** Start **

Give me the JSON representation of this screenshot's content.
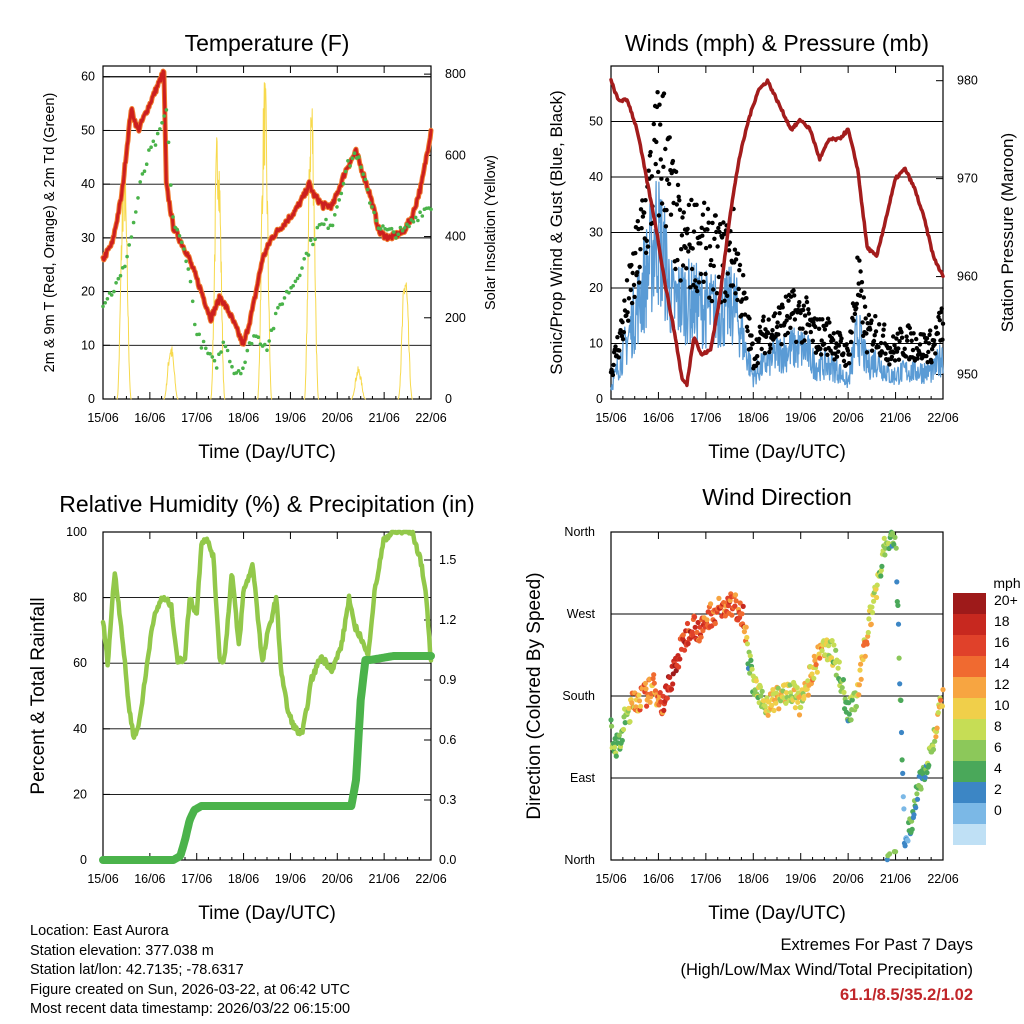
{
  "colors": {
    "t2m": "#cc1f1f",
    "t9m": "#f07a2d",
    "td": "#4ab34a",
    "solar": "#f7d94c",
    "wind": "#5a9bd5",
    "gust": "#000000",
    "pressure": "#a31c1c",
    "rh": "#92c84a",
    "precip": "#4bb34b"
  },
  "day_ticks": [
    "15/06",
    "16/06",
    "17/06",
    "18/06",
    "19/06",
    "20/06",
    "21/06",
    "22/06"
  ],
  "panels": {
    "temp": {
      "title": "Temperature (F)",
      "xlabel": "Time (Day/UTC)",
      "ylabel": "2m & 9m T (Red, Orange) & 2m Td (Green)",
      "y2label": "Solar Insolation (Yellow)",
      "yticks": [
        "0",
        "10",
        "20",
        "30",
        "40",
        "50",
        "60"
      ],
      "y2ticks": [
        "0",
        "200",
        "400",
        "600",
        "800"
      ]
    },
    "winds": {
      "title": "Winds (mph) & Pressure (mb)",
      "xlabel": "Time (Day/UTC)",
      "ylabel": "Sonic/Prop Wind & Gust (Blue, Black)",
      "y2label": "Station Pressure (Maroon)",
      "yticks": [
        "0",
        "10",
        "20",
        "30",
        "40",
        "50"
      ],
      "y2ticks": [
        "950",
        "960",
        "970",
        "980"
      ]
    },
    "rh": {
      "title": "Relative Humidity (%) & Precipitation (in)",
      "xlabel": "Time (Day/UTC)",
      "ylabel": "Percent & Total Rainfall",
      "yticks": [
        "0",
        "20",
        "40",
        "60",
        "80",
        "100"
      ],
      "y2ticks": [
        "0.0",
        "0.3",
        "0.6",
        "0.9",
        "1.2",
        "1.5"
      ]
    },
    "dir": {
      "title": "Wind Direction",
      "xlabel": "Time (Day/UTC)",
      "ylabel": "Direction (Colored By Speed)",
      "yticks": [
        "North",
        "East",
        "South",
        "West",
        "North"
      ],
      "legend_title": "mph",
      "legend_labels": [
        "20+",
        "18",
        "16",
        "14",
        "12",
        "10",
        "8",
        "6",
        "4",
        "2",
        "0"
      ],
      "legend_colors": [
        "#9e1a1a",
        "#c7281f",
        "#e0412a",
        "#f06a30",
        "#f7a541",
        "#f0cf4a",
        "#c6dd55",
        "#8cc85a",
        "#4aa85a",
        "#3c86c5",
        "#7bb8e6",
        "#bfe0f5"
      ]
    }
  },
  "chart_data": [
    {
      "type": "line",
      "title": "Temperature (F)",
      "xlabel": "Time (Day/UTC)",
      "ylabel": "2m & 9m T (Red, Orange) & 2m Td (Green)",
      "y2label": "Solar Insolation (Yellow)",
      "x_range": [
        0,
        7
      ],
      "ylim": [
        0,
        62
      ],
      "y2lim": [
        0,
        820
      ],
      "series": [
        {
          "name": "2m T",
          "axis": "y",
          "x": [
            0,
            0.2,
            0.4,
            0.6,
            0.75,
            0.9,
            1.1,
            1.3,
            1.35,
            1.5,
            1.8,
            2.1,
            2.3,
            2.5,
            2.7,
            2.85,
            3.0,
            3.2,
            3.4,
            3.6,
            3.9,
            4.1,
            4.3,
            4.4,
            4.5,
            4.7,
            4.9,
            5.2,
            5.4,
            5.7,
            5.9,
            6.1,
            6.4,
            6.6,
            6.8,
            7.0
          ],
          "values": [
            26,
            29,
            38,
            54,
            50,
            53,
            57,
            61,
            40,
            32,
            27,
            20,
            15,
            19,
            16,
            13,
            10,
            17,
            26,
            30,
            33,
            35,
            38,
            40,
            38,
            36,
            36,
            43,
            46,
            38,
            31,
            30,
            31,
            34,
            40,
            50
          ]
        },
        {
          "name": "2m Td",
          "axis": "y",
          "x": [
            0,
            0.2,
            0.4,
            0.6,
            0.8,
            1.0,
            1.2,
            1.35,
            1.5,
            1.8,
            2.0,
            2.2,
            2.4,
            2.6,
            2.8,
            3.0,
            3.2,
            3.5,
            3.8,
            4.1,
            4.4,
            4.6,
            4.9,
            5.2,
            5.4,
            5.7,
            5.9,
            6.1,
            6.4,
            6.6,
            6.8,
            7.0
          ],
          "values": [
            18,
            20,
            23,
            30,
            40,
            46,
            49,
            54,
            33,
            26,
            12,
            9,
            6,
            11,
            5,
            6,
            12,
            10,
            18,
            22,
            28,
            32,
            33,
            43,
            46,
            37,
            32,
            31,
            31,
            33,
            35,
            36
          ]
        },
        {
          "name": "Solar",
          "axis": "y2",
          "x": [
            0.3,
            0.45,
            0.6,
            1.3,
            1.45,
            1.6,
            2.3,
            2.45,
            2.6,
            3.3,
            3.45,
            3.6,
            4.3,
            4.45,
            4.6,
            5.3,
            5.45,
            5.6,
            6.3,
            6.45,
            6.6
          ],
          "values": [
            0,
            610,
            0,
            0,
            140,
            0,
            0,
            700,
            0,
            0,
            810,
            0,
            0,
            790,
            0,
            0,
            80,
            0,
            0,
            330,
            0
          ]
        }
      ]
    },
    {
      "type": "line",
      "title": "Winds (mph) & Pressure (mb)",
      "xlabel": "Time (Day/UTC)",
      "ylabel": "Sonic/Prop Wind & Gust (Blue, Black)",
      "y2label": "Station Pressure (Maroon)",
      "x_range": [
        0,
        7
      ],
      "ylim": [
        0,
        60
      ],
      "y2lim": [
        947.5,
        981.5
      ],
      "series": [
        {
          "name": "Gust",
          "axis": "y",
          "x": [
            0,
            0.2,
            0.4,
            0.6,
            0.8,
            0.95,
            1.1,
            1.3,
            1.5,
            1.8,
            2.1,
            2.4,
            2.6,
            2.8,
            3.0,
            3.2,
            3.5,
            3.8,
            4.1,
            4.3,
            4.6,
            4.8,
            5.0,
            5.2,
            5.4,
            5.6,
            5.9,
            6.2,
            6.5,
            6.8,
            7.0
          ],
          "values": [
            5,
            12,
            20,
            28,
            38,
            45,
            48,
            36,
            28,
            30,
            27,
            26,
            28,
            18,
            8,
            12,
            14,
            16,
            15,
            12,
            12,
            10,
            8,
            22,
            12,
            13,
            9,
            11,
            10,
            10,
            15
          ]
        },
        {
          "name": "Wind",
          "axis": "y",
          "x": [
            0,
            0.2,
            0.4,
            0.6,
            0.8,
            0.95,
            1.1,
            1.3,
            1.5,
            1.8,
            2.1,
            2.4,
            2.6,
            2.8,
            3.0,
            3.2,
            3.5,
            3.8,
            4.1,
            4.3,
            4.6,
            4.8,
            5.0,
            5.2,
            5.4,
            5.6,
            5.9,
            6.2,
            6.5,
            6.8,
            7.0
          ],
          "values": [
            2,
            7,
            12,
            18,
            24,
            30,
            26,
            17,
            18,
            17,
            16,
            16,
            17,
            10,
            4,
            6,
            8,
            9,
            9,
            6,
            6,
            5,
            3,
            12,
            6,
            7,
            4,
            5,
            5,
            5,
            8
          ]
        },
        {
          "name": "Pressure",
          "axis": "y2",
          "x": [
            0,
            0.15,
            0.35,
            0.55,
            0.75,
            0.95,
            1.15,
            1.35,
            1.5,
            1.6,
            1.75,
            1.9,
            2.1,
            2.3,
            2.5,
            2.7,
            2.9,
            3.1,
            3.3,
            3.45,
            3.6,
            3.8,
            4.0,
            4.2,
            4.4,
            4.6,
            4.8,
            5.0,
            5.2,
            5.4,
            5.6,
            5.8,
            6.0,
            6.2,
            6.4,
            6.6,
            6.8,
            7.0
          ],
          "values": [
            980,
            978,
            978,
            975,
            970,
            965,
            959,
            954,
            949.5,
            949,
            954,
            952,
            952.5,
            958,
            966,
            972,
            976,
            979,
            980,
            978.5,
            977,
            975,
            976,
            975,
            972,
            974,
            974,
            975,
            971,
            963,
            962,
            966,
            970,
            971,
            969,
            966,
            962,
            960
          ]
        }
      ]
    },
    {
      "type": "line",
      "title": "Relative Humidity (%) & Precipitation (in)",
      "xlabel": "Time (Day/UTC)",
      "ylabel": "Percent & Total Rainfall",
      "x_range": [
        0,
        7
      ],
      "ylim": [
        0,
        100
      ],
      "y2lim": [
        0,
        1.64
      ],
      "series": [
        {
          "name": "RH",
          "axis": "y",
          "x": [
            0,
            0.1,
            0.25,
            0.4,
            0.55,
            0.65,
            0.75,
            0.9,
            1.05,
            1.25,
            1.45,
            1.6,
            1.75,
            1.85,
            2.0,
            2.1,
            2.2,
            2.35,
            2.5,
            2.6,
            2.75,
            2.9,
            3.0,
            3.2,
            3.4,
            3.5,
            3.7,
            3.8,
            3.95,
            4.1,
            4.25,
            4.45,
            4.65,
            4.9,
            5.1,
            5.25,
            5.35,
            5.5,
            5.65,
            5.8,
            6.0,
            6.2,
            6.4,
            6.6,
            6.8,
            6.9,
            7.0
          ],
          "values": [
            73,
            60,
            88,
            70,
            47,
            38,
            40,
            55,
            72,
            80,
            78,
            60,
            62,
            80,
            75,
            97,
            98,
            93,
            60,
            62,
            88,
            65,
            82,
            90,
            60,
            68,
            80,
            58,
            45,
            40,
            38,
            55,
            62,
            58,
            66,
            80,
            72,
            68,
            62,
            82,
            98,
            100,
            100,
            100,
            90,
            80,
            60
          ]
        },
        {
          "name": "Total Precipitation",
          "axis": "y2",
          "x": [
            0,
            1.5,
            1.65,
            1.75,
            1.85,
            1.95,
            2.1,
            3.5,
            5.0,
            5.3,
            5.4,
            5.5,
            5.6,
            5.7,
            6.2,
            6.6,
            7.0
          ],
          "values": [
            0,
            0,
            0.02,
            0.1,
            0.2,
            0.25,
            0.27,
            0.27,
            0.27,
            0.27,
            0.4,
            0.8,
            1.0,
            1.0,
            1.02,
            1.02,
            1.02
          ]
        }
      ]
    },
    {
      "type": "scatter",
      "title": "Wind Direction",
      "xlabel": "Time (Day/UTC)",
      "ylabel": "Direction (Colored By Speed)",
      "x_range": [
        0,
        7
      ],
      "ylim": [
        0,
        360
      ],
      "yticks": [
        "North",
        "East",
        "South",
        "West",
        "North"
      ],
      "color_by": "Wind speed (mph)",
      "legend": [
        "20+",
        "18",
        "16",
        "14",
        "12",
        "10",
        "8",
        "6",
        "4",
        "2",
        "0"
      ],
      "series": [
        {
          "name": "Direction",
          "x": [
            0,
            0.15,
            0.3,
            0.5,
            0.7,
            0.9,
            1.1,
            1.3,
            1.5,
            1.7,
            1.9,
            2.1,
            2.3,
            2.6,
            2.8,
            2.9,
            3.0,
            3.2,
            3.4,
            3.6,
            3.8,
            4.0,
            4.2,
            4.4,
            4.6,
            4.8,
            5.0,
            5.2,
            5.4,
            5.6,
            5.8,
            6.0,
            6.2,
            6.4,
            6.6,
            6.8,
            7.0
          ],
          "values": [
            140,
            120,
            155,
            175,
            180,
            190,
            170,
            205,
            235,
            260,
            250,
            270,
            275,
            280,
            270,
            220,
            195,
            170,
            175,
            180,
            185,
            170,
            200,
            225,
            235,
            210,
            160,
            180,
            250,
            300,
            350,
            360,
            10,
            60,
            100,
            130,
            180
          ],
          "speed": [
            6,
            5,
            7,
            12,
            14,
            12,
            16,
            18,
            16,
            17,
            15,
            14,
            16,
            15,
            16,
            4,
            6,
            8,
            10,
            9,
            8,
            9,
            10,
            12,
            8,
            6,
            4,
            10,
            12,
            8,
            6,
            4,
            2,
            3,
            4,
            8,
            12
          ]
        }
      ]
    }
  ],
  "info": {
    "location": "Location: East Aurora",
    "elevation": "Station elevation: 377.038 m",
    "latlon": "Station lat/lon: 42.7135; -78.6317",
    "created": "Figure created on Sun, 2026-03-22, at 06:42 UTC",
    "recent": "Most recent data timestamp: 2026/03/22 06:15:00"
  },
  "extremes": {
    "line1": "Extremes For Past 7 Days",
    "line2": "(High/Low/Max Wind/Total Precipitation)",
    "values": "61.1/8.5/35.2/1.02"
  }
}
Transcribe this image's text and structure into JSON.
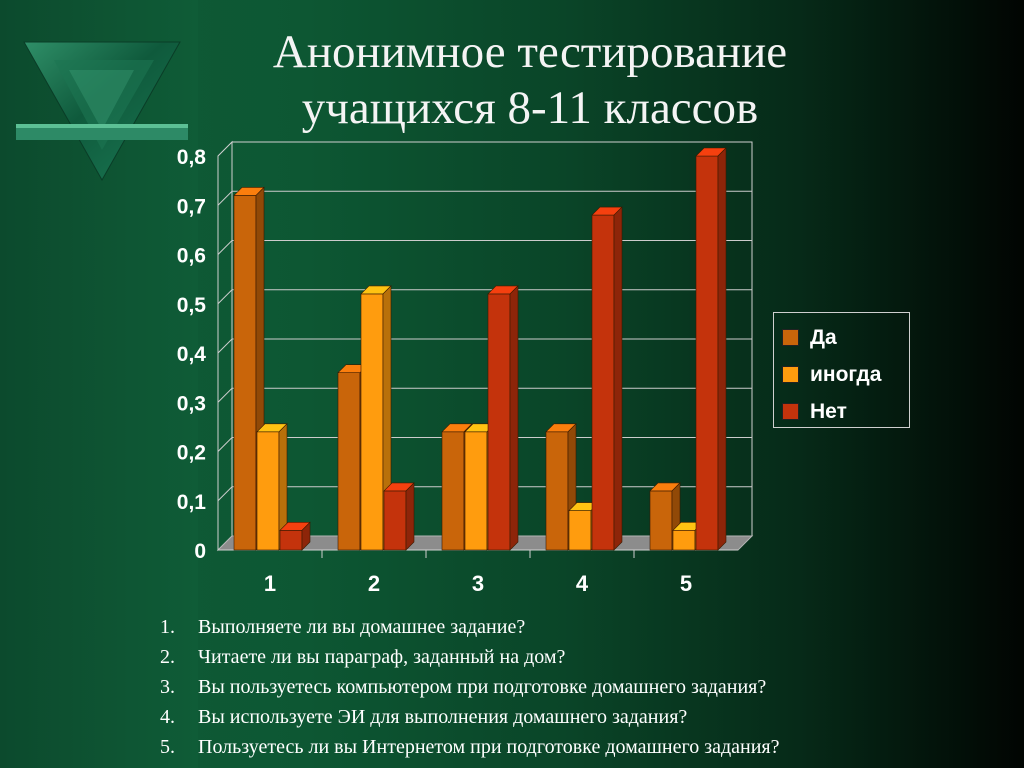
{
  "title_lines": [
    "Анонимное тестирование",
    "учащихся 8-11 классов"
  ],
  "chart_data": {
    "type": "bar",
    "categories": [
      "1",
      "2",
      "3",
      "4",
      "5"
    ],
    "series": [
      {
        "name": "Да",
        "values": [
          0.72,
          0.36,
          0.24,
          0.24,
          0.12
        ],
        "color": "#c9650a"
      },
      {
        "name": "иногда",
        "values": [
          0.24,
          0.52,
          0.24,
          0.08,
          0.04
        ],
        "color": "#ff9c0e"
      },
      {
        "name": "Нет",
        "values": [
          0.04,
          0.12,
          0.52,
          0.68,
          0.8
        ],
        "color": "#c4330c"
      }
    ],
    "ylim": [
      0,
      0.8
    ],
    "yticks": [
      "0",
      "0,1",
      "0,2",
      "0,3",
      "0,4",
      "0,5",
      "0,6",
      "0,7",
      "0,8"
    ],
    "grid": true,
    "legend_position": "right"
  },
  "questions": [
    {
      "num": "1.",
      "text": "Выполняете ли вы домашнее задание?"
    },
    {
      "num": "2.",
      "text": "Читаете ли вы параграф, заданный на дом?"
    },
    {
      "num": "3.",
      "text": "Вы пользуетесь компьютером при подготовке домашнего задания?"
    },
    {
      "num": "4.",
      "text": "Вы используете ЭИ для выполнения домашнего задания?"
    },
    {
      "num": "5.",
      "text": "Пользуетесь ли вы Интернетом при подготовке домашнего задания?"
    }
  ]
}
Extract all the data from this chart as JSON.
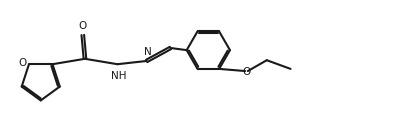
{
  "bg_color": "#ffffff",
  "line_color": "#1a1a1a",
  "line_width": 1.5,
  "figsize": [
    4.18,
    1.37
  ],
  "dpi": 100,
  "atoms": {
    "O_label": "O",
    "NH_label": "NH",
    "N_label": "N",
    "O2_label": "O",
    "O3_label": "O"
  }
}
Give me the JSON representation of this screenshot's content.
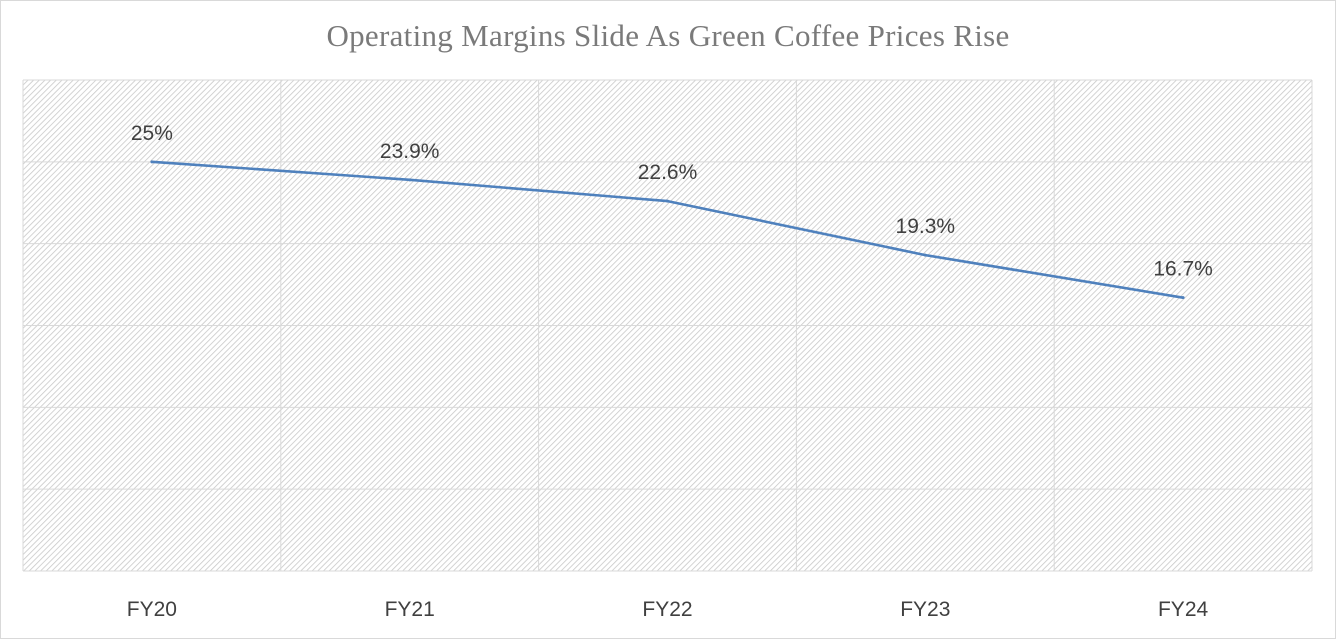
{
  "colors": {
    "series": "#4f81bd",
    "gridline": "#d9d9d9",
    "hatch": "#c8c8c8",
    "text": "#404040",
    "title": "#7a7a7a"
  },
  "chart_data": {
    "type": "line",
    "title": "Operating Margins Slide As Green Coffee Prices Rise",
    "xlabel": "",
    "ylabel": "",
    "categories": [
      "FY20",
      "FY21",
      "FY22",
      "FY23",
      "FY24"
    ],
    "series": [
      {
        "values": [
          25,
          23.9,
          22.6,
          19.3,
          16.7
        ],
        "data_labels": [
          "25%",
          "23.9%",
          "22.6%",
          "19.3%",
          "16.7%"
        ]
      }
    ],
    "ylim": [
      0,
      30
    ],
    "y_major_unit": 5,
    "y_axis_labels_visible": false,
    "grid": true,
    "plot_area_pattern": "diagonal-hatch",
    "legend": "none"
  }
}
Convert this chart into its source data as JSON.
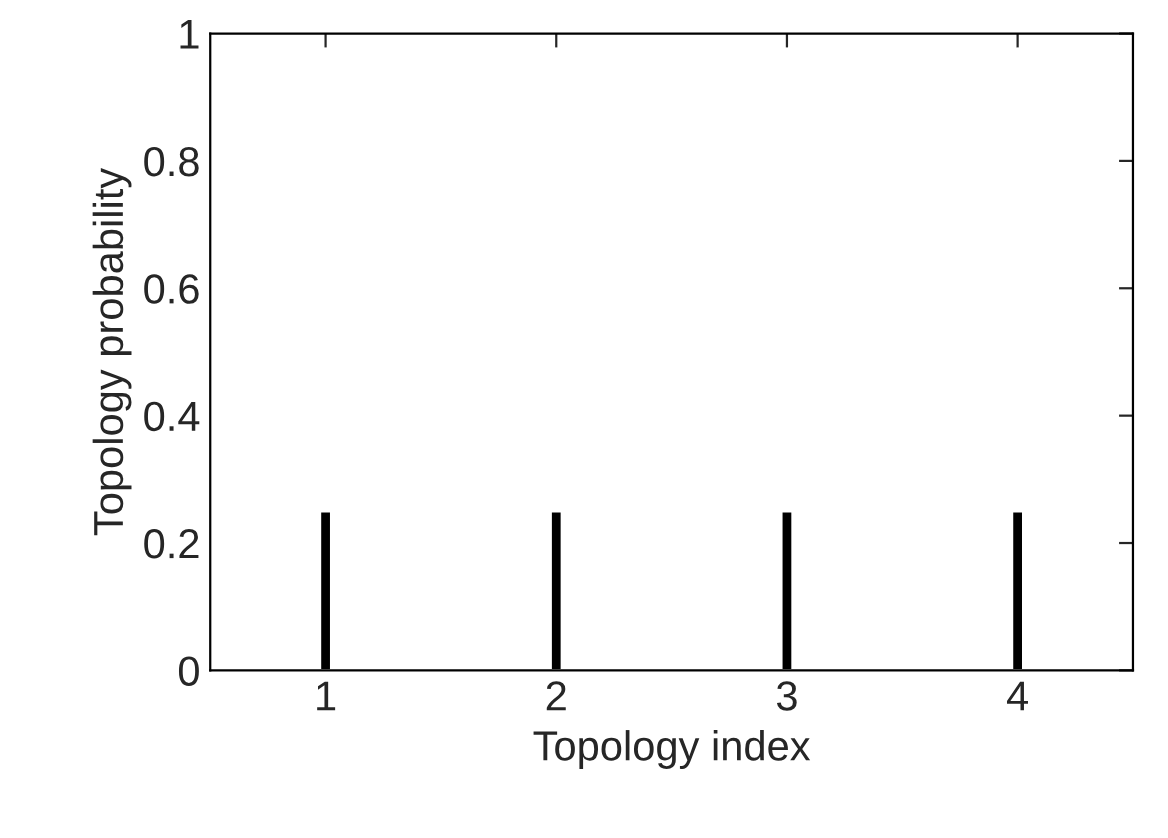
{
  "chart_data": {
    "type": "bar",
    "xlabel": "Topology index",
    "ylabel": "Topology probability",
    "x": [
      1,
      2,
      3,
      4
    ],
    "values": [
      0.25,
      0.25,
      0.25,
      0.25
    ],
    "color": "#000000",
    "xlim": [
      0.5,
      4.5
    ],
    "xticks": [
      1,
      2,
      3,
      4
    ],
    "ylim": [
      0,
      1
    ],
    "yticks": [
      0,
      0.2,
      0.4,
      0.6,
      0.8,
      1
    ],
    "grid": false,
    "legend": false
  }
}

** End **

**Given instruction:**
Go over the records above and tally each line that includes "Topology". Give the total by itself.

**Solution to this exercise:**
2